- _What is being asked_: In the material below, find how many lines contain the string "height". Write only that number.

- _Record extracts_:
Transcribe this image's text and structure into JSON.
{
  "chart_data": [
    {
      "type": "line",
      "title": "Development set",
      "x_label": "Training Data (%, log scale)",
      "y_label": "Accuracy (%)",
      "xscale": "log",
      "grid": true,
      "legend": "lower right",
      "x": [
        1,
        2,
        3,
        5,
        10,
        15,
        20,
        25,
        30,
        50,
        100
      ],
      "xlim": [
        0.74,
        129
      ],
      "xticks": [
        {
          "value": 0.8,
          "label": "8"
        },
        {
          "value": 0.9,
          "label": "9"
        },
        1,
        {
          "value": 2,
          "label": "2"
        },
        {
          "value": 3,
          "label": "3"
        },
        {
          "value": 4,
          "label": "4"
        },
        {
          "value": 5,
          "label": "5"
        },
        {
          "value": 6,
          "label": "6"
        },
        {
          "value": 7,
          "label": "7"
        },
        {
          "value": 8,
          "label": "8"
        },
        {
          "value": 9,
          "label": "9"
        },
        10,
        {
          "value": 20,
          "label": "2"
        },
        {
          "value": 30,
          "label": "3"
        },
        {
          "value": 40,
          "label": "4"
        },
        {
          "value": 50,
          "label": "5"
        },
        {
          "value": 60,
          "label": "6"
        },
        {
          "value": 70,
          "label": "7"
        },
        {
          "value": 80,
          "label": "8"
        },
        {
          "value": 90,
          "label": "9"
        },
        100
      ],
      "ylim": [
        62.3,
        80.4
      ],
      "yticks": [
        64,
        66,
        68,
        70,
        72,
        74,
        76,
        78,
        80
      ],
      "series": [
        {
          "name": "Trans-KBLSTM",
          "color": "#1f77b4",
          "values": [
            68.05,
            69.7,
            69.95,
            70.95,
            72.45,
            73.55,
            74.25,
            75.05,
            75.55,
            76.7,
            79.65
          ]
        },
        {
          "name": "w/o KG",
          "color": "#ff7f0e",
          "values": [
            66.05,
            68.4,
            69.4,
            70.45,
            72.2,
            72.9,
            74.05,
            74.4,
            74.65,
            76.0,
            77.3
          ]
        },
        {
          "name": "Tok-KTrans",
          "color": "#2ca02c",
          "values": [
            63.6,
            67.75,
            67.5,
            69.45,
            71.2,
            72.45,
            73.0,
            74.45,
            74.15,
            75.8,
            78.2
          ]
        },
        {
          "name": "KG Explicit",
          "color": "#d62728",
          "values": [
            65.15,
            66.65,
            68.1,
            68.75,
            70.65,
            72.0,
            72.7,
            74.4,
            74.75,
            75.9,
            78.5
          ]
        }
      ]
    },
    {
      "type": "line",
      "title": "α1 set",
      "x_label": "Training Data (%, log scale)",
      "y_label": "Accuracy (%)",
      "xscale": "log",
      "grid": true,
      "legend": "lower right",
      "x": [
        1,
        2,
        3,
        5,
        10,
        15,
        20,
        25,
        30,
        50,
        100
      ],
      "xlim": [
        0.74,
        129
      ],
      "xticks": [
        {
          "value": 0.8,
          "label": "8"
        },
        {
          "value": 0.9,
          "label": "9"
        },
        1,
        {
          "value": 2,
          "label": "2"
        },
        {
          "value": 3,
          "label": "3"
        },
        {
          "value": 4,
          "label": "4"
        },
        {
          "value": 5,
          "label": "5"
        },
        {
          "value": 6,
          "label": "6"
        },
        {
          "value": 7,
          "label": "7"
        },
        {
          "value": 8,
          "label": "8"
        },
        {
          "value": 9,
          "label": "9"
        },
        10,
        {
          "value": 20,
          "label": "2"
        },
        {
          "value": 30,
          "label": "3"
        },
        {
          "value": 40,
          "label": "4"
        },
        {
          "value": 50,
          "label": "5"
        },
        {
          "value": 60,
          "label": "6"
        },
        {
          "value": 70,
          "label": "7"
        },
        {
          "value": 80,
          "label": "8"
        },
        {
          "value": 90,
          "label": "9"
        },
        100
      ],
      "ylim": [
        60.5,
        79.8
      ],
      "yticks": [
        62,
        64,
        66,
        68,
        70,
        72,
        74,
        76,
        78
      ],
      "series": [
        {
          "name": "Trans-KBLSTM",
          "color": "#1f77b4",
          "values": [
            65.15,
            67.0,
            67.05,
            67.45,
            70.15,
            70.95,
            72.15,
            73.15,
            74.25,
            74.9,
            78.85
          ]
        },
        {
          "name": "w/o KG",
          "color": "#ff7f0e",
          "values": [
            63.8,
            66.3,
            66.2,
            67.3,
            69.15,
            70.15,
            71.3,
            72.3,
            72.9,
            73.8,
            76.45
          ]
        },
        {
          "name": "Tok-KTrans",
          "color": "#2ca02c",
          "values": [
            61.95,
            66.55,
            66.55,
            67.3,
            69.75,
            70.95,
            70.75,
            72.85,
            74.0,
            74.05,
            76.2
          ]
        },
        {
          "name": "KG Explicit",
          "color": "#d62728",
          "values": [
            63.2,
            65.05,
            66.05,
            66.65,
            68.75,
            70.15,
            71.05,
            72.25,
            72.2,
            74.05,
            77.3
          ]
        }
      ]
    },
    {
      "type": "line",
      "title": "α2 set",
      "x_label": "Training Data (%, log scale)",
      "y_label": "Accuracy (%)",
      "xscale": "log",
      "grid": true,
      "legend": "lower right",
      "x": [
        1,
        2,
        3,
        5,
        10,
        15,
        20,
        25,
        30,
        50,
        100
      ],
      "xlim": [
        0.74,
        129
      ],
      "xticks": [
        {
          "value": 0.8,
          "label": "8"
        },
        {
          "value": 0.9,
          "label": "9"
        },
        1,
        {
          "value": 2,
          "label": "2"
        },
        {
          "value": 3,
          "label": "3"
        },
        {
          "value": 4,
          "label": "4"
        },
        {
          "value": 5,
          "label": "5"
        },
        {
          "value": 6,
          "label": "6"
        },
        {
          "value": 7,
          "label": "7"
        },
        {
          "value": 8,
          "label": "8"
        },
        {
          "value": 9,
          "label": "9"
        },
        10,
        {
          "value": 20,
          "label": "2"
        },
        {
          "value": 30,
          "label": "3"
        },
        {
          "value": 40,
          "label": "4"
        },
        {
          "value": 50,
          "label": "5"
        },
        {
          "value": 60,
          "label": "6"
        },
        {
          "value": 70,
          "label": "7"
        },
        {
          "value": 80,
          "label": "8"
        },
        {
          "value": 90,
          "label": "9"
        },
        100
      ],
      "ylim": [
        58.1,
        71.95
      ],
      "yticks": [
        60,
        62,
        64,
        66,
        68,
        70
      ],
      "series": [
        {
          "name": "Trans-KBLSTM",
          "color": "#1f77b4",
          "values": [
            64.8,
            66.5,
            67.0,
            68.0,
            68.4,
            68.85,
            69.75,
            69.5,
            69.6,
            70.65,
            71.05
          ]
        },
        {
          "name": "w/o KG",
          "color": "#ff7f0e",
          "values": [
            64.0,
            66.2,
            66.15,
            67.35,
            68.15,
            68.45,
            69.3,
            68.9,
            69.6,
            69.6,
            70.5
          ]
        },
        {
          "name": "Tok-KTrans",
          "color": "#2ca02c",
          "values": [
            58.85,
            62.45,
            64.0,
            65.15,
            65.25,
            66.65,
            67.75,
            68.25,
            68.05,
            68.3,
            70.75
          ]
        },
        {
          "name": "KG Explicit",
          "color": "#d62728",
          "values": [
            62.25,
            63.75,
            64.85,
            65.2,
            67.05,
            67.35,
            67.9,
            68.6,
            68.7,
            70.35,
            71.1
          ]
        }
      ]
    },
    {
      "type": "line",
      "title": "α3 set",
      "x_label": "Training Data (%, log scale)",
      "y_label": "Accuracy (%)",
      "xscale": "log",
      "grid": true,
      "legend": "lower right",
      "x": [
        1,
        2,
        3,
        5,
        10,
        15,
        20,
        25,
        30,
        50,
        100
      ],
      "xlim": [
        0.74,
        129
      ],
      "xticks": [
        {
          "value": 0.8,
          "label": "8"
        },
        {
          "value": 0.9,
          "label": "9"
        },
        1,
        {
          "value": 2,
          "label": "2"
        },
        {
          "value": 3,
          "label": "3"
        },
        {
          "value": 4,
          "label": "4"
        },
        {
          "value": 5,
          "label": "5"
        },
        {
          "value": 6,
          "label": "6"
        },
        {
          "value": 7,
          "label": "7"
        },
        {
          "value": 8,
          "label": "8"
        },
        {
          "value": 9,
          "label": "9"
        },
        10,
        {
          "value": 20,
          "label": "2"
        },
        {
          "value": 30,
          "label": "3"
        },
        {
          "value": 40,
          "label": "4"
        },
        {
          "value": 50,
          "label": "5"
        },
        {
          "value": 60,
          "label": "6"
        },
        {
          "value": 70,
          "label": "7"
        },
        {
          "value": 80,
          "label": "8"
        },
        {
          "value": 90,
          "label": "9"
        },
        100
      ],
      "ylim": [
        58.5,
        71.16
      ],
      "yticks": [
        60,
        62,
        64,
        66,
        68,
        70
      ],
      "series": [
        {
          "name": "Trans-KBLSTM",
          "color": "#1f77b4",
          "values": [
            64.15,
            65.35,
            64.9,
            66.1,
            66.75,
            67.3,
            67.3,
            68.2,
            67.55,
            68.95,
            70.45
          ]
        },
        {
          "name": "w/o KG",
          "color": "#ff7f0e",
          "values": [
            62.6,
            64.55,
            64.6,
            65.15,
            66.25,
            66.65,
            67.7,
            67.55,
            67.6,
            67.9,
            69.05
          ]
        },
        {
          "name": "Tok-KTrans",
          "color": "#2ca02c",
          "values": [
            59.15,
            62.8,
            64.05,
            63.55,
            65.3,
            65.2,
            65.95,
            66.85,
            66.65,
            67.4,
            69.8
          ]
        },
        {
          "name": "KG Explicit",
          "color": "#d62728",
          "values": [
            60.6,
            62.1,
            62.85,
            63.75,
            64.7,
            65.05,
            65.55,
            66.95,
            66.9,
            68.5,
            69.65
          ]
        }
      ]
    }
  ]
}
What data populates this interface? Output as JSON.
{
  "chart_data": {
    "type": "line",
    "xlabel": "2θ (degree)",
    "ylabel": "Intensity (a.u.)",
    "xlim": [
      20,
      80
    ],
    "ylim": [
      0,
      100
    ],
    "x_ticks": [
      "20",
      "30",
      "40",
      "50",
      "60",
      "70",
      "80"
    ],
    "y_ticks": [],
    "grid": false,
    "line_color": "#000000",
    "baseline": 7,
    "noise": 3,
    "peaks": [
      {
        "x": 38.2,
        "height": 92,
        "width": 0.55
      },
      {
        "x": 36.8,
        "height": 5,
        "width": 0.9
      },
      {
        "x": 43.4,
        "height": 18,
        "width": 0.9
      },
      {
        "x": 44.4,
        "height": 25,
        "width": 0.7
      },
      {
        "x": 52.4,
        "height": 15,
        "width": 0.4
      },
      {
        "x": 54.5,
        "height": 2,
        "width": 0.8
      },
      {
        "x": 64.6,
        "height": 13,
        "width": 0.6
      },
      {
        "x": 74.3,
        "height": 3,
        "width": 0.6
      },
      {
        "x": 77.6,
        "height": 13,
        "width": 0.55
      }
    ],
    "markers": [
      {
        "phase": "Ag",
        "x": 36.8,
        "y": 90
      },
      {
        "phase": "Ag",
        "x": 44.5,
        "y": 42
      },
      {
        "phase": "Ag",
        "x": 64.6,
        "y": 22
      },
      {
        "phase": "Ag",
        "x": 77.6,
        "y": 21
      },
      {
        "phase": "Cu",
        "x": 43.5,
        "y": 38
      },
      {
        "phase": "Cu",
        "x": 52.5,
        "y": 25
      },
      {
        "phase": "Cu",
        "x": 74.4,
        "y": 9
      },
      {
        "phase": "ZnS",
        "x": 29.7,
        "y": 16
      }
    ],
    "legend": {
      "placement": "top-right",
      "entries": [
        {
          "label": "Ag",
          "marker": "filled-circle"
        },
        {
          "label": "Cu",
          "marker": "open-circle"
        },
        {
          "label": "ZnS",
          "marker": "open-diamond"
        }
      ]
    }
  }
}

- _Final result_: 9